(Figure collection entries)
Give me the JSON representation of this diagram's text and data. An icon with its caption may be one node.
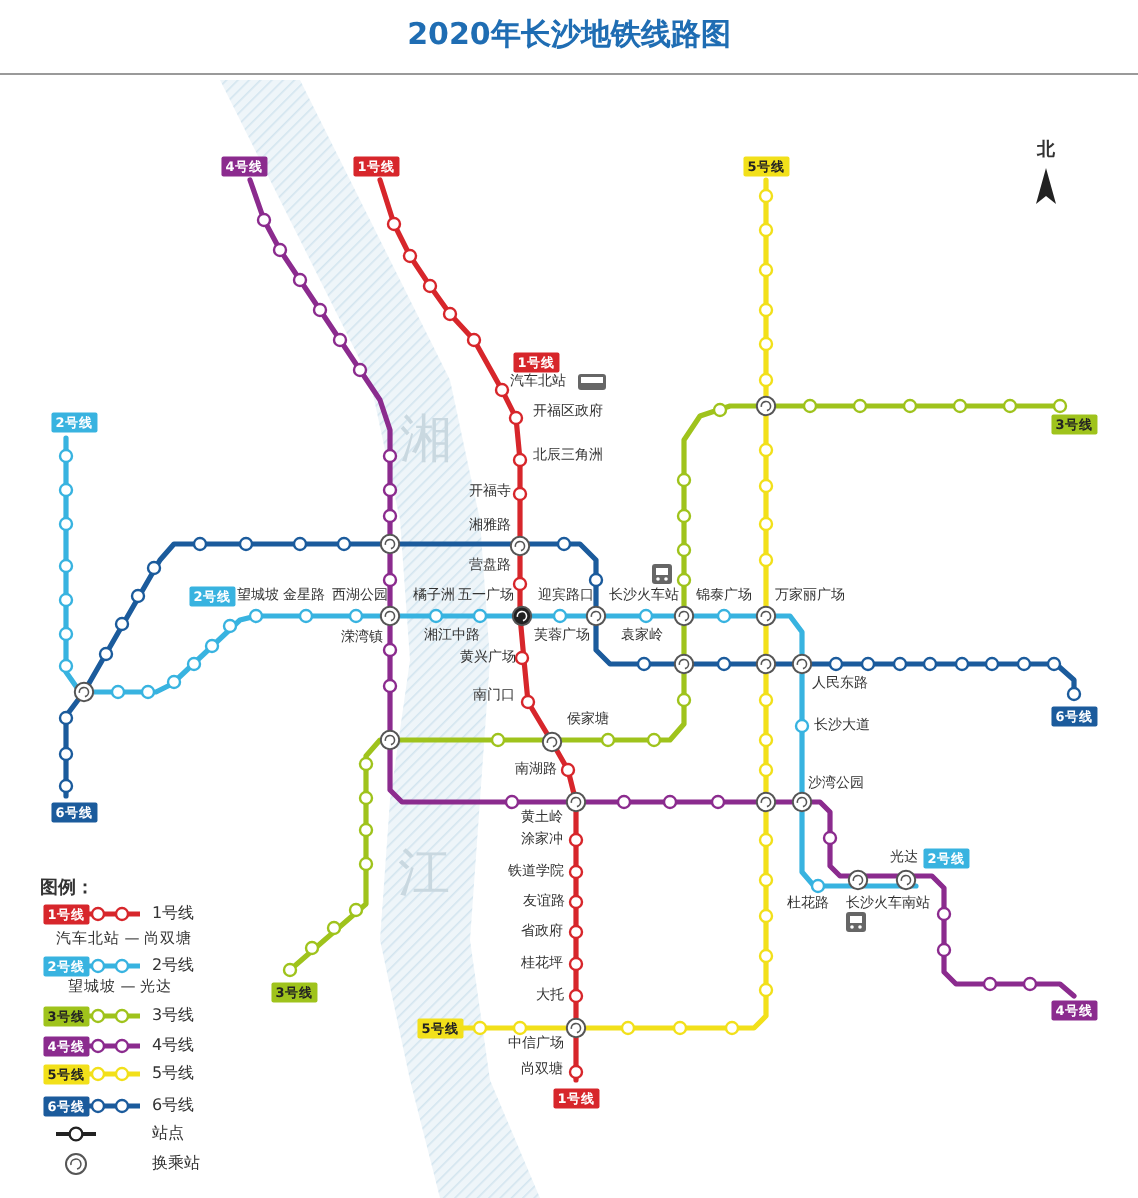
{
  "diagram": {
    "title": "2020年长沙地铁线路图",
    "labels": [
      "4号线",
      "1号线",
      "5号线",
      "北",
      "1号线",
      "汽车北站",
      "开福区政府",
      "2号线",
      "3号线",
      "湘",
      "北辰三角洲",
      "开福寺",
      "湘雅路",
      "营盘路",
      "2号线",
      "望城坡",
      "金星路",
      "西湖公园",
      "橘子洲",
      "五一广场",
      "迎宾路口",
      "长沙火车站",
      "锦泰广场",
      "万家丽广场",
      "溁湾镇",
      "湘江中路",
      "芙蓉广场",
      "袁家岭",
      "黄兴广场",
      "南门口",
      "人民东路",
      "侯家塘",
      "6号线",
      "长沙大道",
      "南湖路",
      "沙湾公园",
      "6号线",
      "黄土岭",
      "涂家冲",
      "光达",
      "2号线",
      "铁道学院",
      "江",
      "图例：",
      "1号线",
      "友谊路",
      "杜花路",
      "长沙火车南站",
      "省政府",
      "汽车北站 — 尚双塘",
      "2号线",
      "桂花坪",
      "望城坡 — 光达",
      "3号线",
      "大托",
      "4号线",
      "3号线",
      "4号线",
      "5号线",
      "中信广场",
      "尚双塘",
      "5号线",
      "1号线",
      "6号线"
    ],
    "legend": [
      {
        "text": "1号线"
      },
      {
        "text": "2号线"
      },
      {
        "text": "3号线"
      },
      {
        "text": "4号线"
      },
      {
        "text": "5号线"
      },
      {
        "text": "6号线"
      },
      {
        "text": "站点"
      },
      {
        "text": "换乘站"
      }
    ]
  }
}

§ TASK STATEMENT
Copy the material above in full and exactly, skipping pictures.

§ RESULT FOR THIS TASK
Give me the JSON representation of this diagram's text and data. An icon with its caption may be one node.
{
  "diagram": {
    "title": "2020年长沙地铁线路图",
    "labels": [
      "4号线",
      "1号线",
      "5号线",
      "北",
      "1号线",
      "汽车北站",
      "开福区政府",
      "2号线",
      "3号线",
      "湘",
      "北辰三角洲",
      "开福寺",
      "湘雅路",
      "营盘路",
      "2号线",
      "望城坡",
      "金星路",
      "西湖公园",
      "橘子洲",
      "五一广场",
      "迎宾路口",
      "长沙火车站",
      "锦泰广场",
      "万家丽广场",
      "溁湾镇",
      "湘江中路",
      "芙蓉广场",
      "袁家岭",
      "黄兴广场",
      "南门口",
      "人民东路",
      "侯家塘",
      "6号线",
      "长沙大道",
      "南湖路",
      "沙湾公园",
      "6号线",
      "黄土岭",
      "涂家冲",
      "光达",
      "2号线",
      "铁道学院",
      "江",
      "图例：",
      "1号线",
      "友谊路",
      "杜花路",
      "长沙火车南站",
      "省政府",
      "汽车北站 — 尚双塘",
      "2号线",
      "桂花坪",
      "望城坡 — 光达",
      "3号线",
      "大托",
      "4号线",
      "3号线",
      "4号线",
      "5号线",
      "中信广场",
      "尚双塘",
      "5号线",
      "1号线",
      "6号线"
    ],
    "legend": [
      {
        "text": "1号线"
      },
      {
        "text": "2号线"
      },
      {
        "text": "3号线"
      },
      {
        "text": "4号线"
      },
      {
        "text": "5号线"
      },
      {
        "text": "6号线"
      },
      {
        "text": "站点"
      },
      {
        "text": "换乘站"
      }
    ]
  }
}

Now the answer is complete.